▸ **EXERCISE AIM**:
The data must be written out once more, precisely as given.

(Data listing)
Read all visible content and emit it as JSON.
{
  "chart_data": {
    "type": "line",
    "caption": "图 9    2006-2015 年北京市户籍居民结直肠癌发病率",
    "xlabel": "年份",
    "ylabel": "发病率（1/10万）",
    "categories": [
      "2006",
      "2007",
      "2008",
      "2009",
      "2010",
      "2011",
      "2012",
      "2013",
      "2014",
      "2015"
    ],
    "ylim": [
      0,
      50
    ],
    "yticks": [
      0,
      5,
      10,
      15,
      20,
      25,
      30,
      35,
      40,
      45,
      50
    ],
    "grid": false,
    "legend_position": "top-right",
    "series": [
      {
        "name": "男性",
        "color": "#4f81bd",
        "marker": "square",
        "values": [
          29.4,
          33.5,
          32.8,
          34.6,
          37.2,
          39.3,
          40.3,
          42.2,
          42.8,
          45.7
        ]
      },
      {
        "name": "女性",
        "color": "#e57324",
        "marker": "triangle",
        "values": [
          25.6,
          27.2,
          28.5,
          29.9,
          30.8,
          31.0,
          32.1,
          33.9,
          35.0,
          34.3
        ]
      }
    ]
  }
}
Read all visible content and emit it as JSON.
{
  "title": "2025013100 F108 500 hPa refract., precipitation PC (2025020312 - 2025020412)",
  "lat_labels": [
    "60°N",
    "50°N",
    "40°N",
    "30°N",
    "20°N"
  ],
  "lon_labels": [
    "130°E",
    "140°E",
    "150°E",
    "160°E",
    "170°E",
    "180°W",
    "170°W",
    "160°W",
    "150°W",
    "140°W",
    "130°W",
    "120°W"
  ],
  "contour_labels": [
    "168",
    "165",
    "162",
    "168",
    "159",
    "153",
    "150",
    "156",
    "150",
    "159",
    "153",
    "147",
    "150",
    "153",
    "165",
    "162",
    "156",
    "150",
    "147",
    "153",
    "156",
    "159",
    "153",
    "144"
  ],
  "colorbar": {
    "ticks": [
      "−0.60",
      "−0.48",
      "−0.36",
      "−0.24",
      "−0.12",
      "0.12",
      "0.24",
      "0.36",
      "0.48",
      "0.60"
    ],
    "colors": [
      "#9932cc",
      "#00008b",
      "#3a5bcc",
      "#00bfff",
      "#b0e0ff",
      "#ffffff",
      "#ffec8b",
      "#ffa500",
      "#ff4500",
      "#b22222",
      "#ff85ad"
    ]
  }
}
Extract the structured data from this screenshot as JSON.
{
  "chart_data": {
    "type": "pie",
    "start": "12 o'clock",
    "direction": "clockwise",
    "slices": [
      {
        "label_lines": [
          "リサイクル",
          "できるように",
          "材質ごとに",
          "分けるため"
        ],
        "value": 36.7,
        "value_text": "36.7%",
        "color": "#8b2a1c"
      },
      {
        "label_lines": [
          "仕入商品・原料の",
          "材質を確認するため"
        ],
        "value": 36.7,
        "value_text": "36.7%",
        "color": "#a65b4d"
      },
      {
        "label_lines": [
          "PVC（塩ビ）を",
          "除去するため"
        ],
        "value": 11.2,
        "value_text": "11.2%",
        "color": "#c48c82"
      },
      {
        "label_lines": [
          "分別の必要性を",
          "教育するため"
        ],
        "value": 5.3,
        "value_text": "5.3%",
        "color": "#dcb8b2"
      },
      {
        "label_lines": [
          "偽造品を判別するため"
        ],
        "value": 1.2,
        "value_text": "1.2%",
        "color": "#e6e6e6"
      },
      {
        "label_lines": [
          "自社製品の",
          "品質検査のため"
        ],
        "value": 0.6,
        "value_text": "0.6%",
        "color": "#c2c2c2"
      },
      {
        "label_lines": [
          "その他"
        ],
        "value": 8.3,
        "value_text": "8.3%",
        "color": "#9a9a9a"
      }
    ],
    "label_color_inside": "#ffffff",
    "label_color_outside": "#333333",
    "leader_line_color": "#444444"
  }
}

▸ **ANSWER FOR THIS EXERCISE**:
Read all visible content and emit it as JSON.
{
  "chart_data": {
    "type": "line",
    "caption": "图 9    2006-2015 年北京市户籍居民结直肠癌发病率",
    "xlabel": "年份",
    "ylabel": "发病率（1/10万）",
    "categories": [
      "2006",
      "2007",
      "2008",
      "2009",
      "2010",
      "2011",
      "2012",
      "2013",
      "2014",
      "2015"
    ],
    "ylim": [
      0,
      50
    ],
    "yticks": [
      0,
      5,
      10,
      15,
      20,
      25,
      30,
      35,
      40,
      45,
      50
    ],
    "grid": false,
    "legend_position": "top-right",
    "series": [
      {
        "name": "男性",
        "color": "#4f81bd",
        "marker": "square",
        "values": [
          29.4,
          33.5,
          32.8,
          34.6,
          37.2,
          39.3,
          40.3,
          42.2,
          42.8,
          45.7
        ]
      },
      {
        "name": "女性",
        "color": "#e57324",
        "marker": "triangle",
        "values": [
          25.6,
          27.2,
          28.5,
          29.9,
          30.8,
          31.0,
          32.1,
          33.9,
          35.0,
          34.3
        ]
      }
    ]
  }
}
Read all visible content and emit it as JSON.
{
  "title": "2025013100 F108 500 hPa refract., precipitation PC (2025020312 - 2025020412)",
  "lat_labels": [
    "60°N",
    "50°N",
    "40°N",
    "30°N",
    "20°N"
  ],
  "lon_labels": [
    "130°E",
    "140°E",
    "150°E",
    "160°E",
    "170°E",
    "180°W",
    "170°W",
    "160°W",
    "150°W",
    "140°W",
    "130°W",
    "120°W"
  ],
  "contour_labels": [
    "168",
    "165",
    "162",
    "168",
    "159",
    "153",
    "150",
    "156",
    "150",
    "159",
    "153",
    "147",
    "150",
    "153",
    "165",
    "162",
    "156",
    "150",
    "147",
    "153",
    "156",
    "159",
    "153",
    "144"
  ],
  "colorbar": {
    "ticks": [
      "−0.60",
      "−0.48",
      "−0.36",
      "−0.24",
      "−0.12",
      "0.12",
      "0.24",
      "0.36",
      "0.48",
      "0.60"
    ],
    "colors": [
      "#9932cc",
      "#00008b",
      "#3a5bcc",
      "#00bfff",
      "#b0e0ff",
      "#ffffff",
      "#ffec8b",
      "#ffa500",
      "#ff4500",
      "#b22222",
      "#ff85ad"
    ]
  }
}
Extract the structured data from this screenshot as JSON.
{
  "chart_data": {
    "type": "pie",
    "start": "12 o'clock",
    "direction": "clockwise",
    "slices": [
      {
        "label_lines": [
          "リサイクル",
          "できるように",
          "材質ごとに",
          "分けるため"
        ],
        "value": 36.7,
        "value_text": "36.7%",
        "color": "#8b2a1c"
      },
      {
        "label_lines": [
          "仕入商品・原料の",
          "材質を確認するため"
        ],
        "value": 36.7,
        "value_text": "36.7%",
        "color": "#a65b4d"
      },
      {
        "label_lines": [
          "PVC（塩ビ）を",
          "除去するため"
        ],
        "value": 11.2,
        "value_text": "11.2%",
        "color": "#c48c82"
      },
      {
        "label_lines": [
          "分別の必要性を",
          "教育するため"
        ],
        "value": 5.3,
        "value_text": "5.3%",
        "color": "#dcb8b2"
      },
      {
        "label_lines": [
          "偽造品を判別するため"
        ],
        "value": 1.2,
        "value_text": "1.2%",
        "color": "#e6e6e6"
      },
      {
        "label_lines": [
          "自社製品の",
          "品質検査のため"
        ],
        "value": 0.6,
        "value_text": "0.6%",
        "color": "#c2c2c2"
      },
      {
        "label_lines": [
          "その他"
        ],
        "value": 8.3,
        "value_text": "8.3%",
        "color": "#9a9a9a"
      }
    ],
    "label_color_inside": "#ffffff",
    "label_color_outside": "#333333",
    "leader_line_color": "#444444"
  }
}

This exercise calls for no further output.